**DOCUMENT SECTION**
------------------------------------------------------------------------
Not all couples are in co-pastoral assignments, of course, but there are more couples entering into vocational ministry, and the numbers of pastoral spouses who are called to ordination are also on the rise. With many of the young couples I’m around these days on my mind, I asked a few ministry couple friends what they would want churches to know that would be helpful and supportive, and I’ve paraphrased their responses here. My hope is that it will not only help couples be received well, but that the church also benefits as it postures to allow the gifts being given in a ministerial couple to allow it to flourish. Here’s what they said:

 

1)    Taking a Strengths-Based Approach Helps

 

A strength-based approach looks at what a person is gifted to do and works out of those strength areas. The idea is that the same amount of energy you’d put into shoring up your weaknesses to see moderate growth is better spent enlivening your strengths, where you’ll see astronomical growth. If one person has a set of strengths, another person has more, and the more aware of these you become, the more the ministry can be arranged to play out of those strengths. Does one spouse have administrative strengths? Does the other have relational strengths? Try to arrange ministry along those lines. “My husband and I split responsibilities based off of our strengths,” one friend said, describing how she took on more of the administrative work and how the ministry was better off when they were working in their strengths.
------------------------------------------------------------------------
**PROVIDED INFORMATION**
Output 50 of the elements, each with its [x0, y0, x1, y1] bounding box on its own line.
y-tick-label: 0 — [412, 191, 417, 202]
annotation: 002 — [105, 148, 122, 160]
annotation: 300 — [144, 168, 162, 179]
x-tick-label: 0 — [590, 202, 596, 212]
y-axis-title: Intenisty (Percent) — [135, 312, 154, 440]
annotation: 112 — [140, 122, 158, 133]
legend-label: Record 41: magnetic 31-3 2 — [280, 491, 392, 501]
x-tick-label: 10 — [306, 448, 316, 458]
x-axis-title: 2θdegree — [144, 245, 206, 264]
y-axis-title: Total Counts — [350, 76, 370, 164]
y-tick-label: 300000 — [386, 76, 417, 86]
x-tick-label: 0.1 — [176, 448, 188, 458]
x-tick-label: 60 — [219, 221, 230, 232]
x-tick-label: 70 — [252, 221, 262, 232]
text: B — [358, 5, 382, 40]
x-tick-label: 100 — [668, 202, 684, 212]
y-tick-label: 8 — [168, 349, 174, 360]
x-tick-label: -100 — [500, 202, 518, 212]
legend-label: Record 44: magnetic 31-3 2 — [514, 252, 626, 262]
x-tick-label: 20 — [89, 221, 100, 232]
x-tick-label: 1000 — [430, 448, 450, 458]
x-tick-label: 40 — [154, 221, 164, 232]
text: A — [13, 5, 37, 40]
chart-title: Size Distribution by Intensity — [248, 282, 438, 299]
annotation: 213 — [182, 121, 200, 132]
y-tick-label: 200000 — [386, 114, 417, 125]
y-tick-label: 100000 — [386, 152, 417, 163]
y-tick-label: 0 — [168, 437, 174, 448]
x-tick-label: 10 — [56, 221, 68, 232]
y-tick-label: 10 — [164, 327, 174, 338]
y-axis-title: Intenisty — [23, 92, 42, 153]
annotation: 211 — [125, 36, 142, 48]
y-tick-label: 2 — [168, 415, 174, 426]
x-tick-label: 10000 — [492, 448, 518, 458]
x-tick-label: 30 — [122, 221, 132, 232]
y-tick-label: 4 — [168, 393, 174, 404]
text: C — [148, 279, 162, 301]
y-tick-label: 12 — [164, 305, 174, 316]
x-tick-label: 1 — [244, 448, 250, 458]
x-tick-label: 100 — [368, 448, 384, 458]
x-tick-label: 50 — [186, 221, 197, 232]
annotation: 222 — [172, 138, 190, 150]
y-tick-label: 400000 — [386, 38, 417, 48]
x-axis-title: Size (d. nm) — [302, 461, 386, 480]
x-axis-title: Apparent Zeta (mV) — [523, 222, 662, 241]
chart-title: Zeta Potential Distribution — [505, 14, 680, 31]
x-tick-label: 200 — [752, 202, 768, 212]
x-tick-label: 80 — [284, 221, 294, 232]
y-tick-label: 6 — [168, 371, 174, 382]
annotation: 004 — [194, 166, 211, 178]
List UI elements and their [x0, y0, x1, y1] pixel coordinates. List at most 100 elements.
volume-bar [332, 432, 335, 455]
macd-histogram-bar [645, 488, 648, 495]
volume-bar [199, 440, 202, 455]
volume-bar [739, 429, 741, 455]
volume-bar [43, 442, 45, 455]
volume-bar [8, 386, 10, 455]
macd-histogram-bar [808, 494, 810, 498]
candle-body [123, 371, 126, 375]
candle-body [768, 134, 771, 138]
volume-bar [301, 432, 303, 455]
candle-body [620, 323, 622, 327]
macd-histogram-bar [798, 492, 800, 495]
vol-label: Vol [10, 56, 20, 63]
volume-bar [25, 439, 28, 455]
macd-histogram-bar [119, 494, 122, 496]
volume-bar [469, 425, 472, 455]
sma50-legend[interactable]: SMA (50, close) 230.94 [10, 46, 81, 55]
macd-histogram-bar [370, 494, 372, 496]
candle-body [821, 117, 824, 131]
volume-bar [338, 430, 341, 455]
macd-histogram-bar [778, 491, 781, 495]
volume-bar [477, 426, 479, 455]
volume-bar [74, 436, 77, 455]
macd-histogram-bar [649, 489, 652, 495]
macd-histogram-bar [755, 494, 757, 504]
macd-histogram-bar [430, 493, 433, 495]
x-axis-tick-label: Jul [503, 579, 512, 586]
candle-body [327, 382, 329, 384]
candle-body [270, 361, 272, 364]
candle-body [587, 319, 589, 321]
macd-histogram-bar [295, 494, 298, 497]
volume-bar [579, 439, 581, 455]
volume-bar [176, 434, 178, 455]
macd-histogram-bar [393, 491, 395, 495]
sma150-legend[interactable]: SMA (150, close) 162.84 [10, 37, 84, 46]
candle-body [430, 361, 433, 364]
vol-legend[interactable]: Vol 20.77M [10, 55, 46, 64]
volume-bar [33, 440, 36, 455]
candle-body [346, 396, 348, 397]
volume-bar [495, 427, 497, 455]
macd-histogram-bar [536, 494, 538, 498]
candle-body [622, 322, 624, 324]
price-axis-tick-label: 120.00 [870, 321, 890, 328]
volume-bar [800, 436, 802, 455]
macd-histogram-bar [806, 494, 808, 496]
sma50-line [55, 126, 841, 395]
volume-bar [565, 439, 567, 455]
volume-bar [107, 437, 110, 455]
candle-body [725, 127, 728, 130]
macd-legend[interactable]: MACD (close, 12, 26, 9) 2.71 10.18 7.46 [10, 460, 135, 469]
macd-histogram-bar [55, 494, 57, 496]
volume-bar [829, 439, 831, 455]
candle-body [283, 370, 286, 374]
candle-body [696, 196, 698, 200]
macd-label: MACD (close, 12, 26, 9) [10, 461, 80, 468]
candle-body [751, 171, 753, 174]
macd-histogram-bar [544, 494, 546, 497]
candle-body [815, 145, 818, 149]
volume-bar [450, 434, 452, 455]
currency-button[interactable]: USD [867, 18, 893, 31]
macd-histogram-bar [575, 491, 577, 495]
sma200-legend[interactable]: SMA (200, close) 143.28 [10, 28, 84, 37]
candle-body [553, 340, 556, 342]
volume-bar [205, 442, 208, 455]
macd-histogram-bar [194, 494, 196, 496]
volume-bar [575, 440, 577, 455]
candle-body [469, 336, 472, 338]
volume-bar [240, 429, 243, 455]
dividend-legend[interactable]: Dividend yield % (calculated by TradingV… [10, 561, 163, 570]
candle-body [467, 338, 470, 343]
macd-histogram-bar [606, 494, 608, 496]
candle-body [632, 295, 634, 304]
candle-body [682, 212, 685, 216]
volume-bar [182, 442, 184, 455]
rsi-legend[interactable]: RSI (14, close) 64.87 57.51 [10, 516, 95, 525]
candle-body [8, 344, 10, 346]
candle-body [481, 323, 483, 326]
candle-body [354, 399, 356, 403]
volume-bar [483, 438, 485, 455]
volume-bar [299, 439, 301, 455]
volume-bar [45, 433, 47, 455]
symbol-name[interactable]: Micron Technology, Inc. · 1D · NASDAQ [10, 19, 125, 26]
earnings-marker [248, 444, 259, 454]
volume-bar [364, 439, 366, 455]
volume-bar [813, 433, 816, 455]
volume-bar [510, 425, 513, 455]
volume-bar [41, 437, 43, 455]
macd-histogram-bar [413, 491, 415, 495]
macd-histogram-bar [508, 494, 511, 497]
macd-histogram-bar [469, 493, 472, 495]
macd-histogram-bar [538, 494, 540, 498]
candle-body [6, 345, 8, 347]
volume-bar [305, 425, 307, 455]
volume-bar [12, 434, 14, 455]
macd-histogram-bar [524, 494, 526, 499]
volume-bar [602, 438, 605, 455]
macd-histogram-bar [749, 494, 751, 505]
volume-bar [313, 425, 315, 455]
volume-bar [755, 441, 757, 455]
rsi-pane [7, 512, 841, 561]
------------------------------------------------------------------------
**WORK INSTRUCTIONS**
1 – List every hyphenated word in the passage on ministry couples.
2 – Echo the passage on ministry couples word for word, from "A strength-based approach" up to and including "in their strengths.".
The records are material separate from the passage on ministry couples.

**ANSWERS TO THE PROBLEMS**
1 – co-pastoral, Strengths-Based, strength-based

2 –
A strength-based approach looks at what a person is gifted to do and works out of those strength areas. The idea is that the same amount of energy you’d put into shoring up your weaknesses to see moderate growth is better spent enlivening your strengths, where you’ll see astronomical growth. If one person has a set of strengths, another person has more, and the more aware of these you become, the more the ministry can be arranged to play out of those strengths. Does one spouse have administrative strengths? Does the other have relational strengths? Try to arrange ministry along those lines. “My husband and I split responsibilities based off of our strengths,” one friend said, describing how she took on more of the administrative work and how the ministry was better off when they were working in their strengths.